Task to carry out
Copy out all of the material exactly.

-- start of Exercise materials --

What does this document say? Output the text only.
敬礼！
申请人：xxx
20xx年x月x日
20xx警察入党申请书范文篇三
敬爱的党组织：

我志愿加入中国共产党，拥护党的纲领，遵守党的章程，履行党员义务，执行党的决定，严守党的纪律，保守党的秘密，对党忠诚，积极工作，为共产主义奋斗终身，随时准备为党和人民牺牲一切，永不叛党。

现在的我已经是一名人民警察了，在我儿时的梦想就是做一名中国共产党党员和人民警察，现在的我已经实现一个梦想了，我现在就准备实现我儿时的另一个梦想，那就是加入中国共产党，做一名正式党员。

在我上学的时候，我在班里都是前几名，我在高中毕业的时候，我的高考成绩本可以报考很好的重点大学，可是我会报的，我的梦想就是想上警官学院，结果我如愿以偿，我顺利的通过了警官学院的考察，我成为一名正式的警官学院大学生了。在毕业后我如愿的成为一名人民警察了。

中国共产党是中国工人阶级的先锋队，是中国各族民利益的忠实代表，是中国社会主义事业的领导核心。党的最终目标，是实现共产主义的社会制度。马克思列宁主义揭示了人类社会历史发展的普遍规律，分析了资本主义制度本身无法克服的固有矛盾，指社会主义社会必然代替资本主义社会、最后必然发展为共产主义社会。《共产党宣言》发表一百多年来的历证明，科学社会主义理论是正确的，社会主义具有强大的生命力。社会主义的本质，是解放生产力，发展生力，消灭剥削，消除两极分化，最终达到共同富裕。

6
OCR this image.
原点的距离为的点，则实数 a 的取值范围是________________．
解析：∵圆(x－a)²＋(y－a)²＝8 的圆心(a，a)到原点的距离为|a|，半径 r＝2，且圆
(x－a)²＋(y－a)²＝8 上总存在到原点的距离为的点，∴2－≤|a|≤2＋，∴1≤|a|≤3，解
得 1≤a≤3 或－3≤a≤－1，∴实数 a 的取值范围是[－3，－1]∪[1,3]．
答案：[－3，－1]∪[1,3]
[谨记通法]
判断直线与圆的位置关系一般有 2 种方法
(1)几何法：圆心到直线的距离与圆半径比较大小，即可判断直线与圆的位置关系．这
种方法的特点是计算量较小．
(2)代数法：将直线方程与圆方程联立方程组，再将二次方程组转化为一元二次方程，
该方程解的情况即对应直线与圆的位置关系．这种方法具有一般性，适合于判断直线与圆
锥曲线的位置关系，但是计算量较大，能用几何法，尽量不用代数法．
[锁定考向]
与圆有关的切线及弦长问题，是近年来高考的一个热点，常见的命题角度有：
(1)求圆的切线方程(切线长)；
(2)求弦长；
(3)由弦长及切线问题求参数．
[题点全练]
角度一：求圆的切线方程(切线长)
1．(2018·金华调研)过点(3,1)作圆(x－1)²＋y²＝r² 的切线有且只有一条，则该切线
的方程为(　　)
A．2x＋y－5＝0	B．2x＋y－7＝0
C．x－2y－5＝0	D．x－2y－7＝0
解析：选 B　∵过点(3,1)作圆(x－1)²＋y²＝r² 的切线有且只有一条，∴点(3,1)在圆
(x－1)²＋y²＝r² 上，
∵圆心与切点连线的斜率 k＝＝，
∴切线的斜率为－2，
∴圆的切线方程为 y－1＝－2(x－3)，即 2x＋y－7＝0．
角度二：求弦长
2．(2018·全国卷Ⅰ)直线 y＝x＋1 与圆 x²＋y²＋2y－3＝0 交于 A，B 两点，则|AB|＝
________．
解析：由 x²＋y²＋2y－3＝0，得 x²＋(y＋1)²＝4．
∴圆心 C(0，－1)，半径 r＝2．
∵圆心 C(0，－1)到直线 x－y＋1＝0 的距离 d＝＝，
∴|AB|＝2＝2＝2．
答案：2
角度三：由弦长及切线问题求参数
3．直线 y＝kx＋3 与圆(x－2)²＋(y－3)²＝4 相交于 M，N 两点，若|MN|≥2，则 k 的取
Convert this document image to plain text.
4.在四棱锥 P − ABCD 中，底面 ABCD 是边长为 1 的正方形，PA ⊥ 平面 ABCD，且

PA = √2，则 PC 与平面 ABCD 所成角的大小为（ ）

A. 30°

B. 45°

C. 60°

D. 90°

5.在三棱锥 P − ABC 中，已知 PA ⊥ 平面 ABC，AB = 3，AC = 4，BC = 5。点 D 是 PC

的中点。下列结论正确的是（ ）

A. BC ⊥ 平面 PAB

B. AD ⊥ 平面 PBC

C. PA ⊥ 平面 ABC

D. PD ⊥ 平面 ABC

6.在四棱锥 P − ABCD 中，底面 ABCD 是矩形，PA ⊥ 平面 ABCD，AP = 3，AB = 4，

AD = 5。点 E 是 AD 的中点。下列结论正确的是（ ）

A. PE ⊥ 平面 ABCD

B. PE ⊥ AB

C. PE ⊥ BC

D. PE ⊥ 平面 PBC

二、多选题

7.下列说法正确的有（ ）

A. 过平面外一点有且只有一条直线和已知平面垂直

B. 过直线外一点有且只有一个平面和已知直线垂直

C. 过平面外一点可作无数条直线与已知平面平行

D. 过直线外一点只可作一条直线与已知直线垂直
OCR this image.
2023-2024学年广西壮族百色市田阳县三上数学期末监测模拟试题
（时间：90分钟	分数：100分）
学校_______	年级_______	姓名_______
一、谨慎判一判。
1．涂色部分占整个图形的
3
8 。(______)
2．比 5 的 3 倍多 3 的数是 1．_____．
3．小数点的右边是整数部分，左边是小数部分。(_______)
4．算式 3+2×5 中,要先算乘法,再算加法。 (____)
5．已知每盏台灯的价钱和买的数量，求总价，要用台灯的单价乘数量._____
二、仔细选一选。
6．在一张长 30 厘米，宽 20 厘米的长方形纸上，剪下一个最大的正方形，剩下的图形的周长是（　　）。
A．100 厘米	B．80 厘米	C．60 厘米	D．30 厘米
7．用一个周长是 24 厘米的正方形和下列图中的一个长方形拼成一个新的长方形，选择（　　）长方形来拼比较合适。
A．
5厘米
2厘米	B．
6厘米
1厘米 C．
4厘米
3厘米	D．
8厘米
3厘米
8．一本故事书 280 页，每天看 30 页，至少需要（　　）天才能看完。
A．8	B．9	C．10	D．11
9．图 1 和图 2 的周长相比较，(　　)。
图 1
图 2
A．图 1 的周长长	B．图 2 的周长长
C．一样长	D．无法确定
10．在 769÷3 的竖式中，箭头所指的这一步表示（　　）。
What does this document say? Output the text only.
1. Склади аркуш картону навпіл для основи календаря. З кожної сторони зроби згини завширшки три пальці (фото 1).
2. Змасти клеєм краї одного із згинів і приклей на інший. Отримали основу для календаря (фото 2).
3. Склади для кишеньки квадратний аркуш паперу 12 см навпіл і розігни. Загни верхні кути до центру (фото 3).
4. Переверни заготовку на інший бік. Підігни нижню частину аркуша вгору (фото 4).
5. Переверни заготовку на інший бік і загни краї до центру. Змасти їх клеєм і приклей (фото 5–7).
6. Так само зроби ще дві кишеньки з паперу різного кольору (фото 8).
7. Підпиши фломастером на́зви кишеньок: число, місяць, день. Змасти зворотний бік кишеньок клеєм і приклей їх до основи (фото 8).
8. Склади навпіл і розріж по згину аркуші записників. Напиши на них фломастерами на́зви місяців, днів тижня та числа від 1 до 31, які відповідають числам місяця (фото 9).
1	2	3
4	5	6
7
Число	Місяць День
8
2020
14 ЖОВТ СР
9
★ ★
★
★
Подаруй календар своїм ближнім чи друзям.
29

-- end of Exercise materials --

Written solution
What does this document say? Output the text only.
敬礼！
申请人：xxx
20xx年x月x日
20xx警察入党申请书范文篇三
敬爱的党组织：

我志愿加入中国共产党，拥护党的纲领，遵守党的章程，履行党员义务，执行党的决定，严守党的纪律，保守党的秘密，对党忠诚，积极工作，为共产主义奋斗终身，随时准备为党和人民牺牲一切，永不叛党。

现在的我已经是一名人民警察了，在我儿时的梦想就是做一名中国共产党党员和人民警察，现在的我已经实现一个梦想了，我现在就准备实现我儿时的另一个梦想，那就是加入中国共产党，做一名正式党员。

在我上学的时候，我在班里都是前几名，我在高中毕业的时候，我的高考成绩本可以报考很好的重点大学，可是我会报的，我的梦想就是想上警官学院，结果我如愿以偿，我顺利的通过了警官学院的考察，我成为一名正式的警官学院大学生了。在毕业后我如愿的成为一名人民警察了。

中国共产党是中国工人阶级的先锋队，是中国各族民利益的忠实代表，是中国社会主义事业的领导核心。党的最终目标，是实现共产主义的社会制度。马克思列宁主义揭示了人类社会历史发展的普遍规律，分析了资本主义制度本身无法克服的固有矛盾，指社会主义社会必然代替资本主义社会、最后必然发展为共产主义社会。《共产党宣言》发表一百多年来的历证明，科学社会主义理论是正确的，社会主义具有强大的生命力。社会主义的本质，是解放生产力，发展生力，消灭剥削，消除两极分化，最终达到共同富裕。

6
OCR this image.
原点的距离为的点，则实数 a 的取值范围是________________．
解析：∵圆(x－a)²＋(y－a)²＝8 的圆心(a，a)到原点的距离为|a|，半径 r＝2，且圆
(x－a)²＋(y－a)²＝8 上总存在到原点的距离为的点，∴2－≤|a|≤2＋，∴1≤|a|≤3，解
得 1≤a≤3 或－3≤a≤－1，∴实数 a 的取值范围是[－3，－1]∪[1,3]．
答案：[－3，－1]∪[1,3]
[谨记通法]
判断直线与圆的位置关系一般有 2 种方法
(1)几何法：圆心到直线的距离与圆半径比较大小，即可判断直线与圆的位置关系．这
种方法的特点是计算量较小．
(2)代数法：将直线方程与圆方程联立方程组，再将二次方程组转化为一元二次方程，
该方程解的情况即对应直线与圆的位置关系．这种方法具有一般性，适合于判断直线与圆
锥曲线的位置关系，但是计算量较大，能用几何法，尽量不用代数法．
[锁定考向]
与圆有关的切线及弦长问题，是近年来高考的一个热点，常见的命题角度有：
(1)求圆的切线方程(切线长)；
(2)求弦长；
(3)由弦长及切线问题求参数．
[题点全练]
角度一：求圆的切线方程(切线长)
1．(2018·金华调研)过点(3,1)作圆(x－1)²＋y²＝r² 的切线有且只有一条，则该切线
的方程为(　　)
A．2x＋y－5＝0	B．2x＋y－7＝0
C．x－2y－5＝0	D．x－2y－7＝0
解析：选 B　∵过点(3,1)作圆(x－1)²＋y²＝r² 的切线有且只有一条，∴点(3,1)在圆
(x－1)²＋y²＝r² 上，
∵圆心与切点连线的斜率 k＝＝，
∴切线的斜率为－2，
∴圆的切线方程为 y－1＝－2(x－3)，即 2x＋y－7＝0．
角度二：求弦长
2．(2018·全国卷Ⅰ)直线 y＝x＋1 与圆 x²＋y²＋2y－3＝0 交于 A，B 两点，则|AB|＝
________．
解析：由 x²＋y²＋2y－3＝0，得 x²＋(y＋1)²＝4．
∴圆心 C(0，－1)，半径 r＝2．
∵圆心 C(0，－1)到直线 x－y＋1＝0 的距离 d＝＝，
∴|AB|＝2＝2＝2．
答案：2
角度三：由弦长及切线问题求参数
3．直线 y＝kx＋3 与圆(x－2)²＋(y－3)²＝4 相交于 M，N 两点，若|MN|≥2，则 k 的取
Convert this document image to plain text.
4.在四棱锥 P − ABCD 中，底面 ABCD 是边长为 1 的正方形，PA ⊥ 平面 ABCD，且

PA = √2，则 PC 与平面 ABCD 所成角的大小为（ ）

A. 30°

B. 45°

C. 60°

D. 90°

5.在三棱锥 P − ABC 中，已知 PA ⊥ 平面 ABC，AB = 3，AC = 4，BC = 5。点 D 是 PC

的中点。下列结论正确的是（ ）

A. BC ⊥ 平面 PAB

B. AD ⊥ 平面 PBC

C. PA ⊥ 平面 ABC

D. PD ⊥ 平面 ABC

6.在四棱锥 P − ABCD 中，底面 ABCD 是矩形，PA ⊥ 平面 ABCD，AP = 3，AB = 4，

AD = 5。点 E 是 AD 的中点。下列结论正确的是（ ）

A. PE ⊥ 平面 ABCD

B. PE ⊥ AB

C. PE ⊥ BC

D. PE ⊥ 平面 PBC

二、多选题

7.下列说法正确的有（ ）

A. 过平面外一点有且只有一条直线和已知平面垂直

B. 过直线外一点有且只有一个平面和已知直线垂直

C. 过平面外一点可作无数条直线与已知平面平行

D. 过直线外一点只可作一条直线与已知直线垂直
OCR this image.
2023-2024学年广西壮族百色市田阳县三上数学期末监测模拟试题
（时间：90分钟	分数：100分）
学校_______	年级_______	姓名_______
一、谨慎判一判。
1．涂色部分占整个图形的
3
8 。(______)
2．比 5 的 3 倍多 3 的数是 1．_____．
3．小数点的右边是整数部分，左边是小数部分。(_______)
4．算式 3+2×5 中,要先算乘法,再算加法。 (____)
5．已知每盏台灯的价钱和买的数量，求总价，要用台灯的单价乘数量._____
二、仔细选一选。
6．在一张长 30 厘米，宽 20 厘米的长方形纸上，剪下一个最大的正方形，剩下的图形的周长是（　　）。
A．100 厘米	B．80 厘米	C．60 厘米	D．30 厘米
7．用一个周长是 24 厘米的正方形和下列图中的一个长方形拼成一个新的长方形，选择（　　）长方形来拼比较合适。
A．
5厘米
2厘米	B．
6厘米
1厘米 C．
4厘米
3厘米	D．
8厘米
3厘米
8．一本故事书 280 页，每天看 30 页，至少需要（　　）天才能看完。
A．8	B．9	C．10	D．11
9．图 1 和图 2 的周长相比较，(　　)。
图 1
图 2
A．图 1 的周长长	B．图 2 的周长长
C．一样长	D．无法确定
10．在 769÷3 的竖式中，箭头所指的这一步表示（　　）。
What does this document say? Output the text only.
1. Склади аркуш картону навпіл для основи календаря. З кожної сторони зроби згини завширшки три пальці (фото 1).
2. Змасти клеєм краї одного із згинів і приклей на інший. Отримали основу для календаря (фото 2).
3. Склади для кишеньки квадратний аркуш паперу 12 см навпіл і розігни. Загни верхні кути до центру (фото 3).
4. Переверни заготовку на інший бік. Підігни нижню частину аркуша вгору (фото 4).
5. Переверни заготовку на інший бік і загни краї до центру. Змасти їх клеєм і приклей (фото 5–7).
6. Так само зроби ще дві кишеньки з паперу різного кольору (фото 8).
7. Підпиши фломастером на́зви кишеньок: число, місяць, день. Змасти зворотний бік кишеньок клеєм і приклей їх до основи (фото 8).
8. Склади навпіл і розріж по згину аркуші записників. Напиши на них фломастерами на́зви місяців, днів тижня та числа від 1 до 31, які відповідають числам місяця (фото 9).
1	2	3
4	5	6
7
Число	Місяць День
8
2020
14 ЖОВТ СР
9
★ ★
★
★
Подаруй календар своїм ближнім чи друзям.
29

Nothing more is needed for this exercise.